• _Direction_
Identify each line below containing the string "easily" and copy it.

Entries taken from a collection
────────────────────────────────────────

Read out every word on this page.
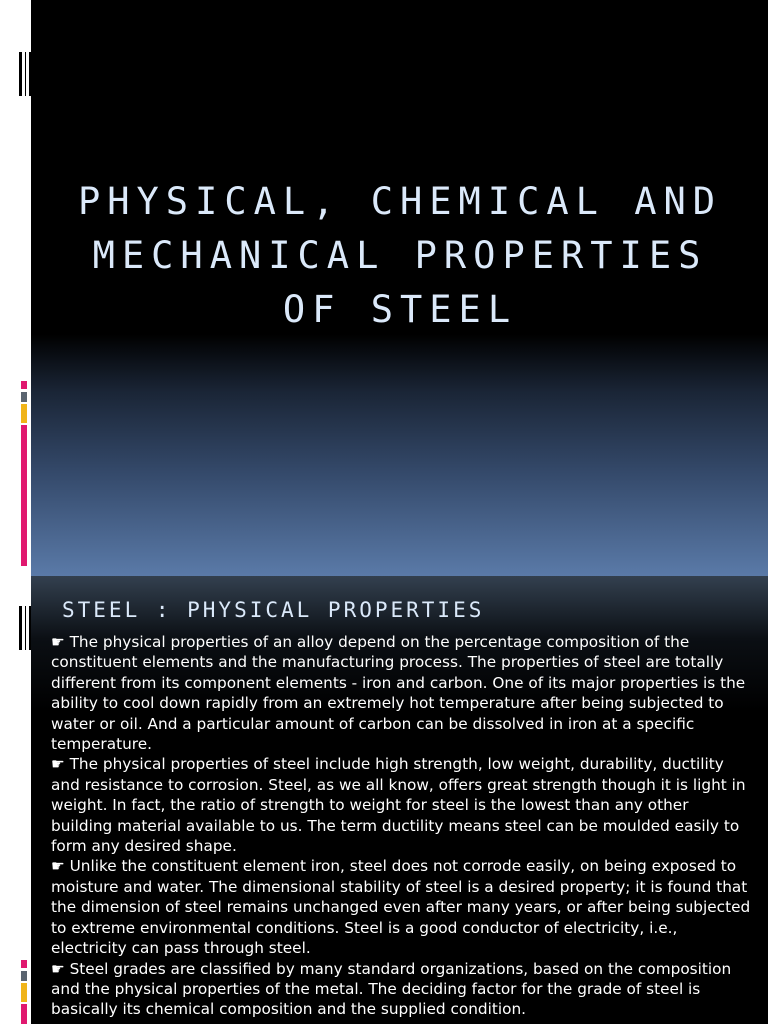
PHYSICAL, CHEMICAL AND MECHANICAL PROPERTIES OF STEEL
STEEL : PHYSICAL PROPERTIES

☛ The physical properties of an alloy depend on the percentage composition of the constituent elements and the manufacturing process. The properties of steel are totally different from its component elements - iron and carbon. One of its major properties is the ability to cool down rapidly from an extremely hot temperature after being subjected to water or oil. And a particular amount of carbon can be dissolved in iron at a specific temperature.

☛ The physical properties of steel include high strength, low weight, durability, ductility and resistance to corrosion. Steel, as we all know, offers great strength though it is light in weight. In fact, the ratio of strength to weight for steel is the lowest than any other building material available to us. The term ductility means steel can be moulded easily to form any desired shape.

☛ Unlike the constituent element iron, steel does not corrode easily, on being exposed to moisture and water. The dimensional stability of steel is a desired property; it is found that the dimension of steel remains unchanged even after many years, or after being subjected to extreme environmental conditions. Steel is a good conductor of electricity, i.e., electricity can pass through steel.

☛ Steel grades are classified by many standard organizations, based on the composition and the physical properties of the metal. The deciding factor for the grade of steel is basically its chemical composition and the supplied condition.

────────────────────────────────────────

• _Answer to the task_
☛ The physical properties of steel include high strength, low weight, durability, ductility and resistance to corrosion. Steel, as we all know, offers great strength though it is light in weight. In fact, the ratio of strength to weight for steel is the lowest than any other building material available to us. The term ductility means steel can be moulded easily to form any desired shape.
☛ Unlike the constituent element iron, steel does not corrode easily, on being exposed to moisture and water. The dimensional stability of steel is a desired property; it is found that the dimension of steel remains unchanged even after many years, or after being subjected to extreme environmental conditions. Steel is a good conductor of electricity, i.e., electricity can pass through steel.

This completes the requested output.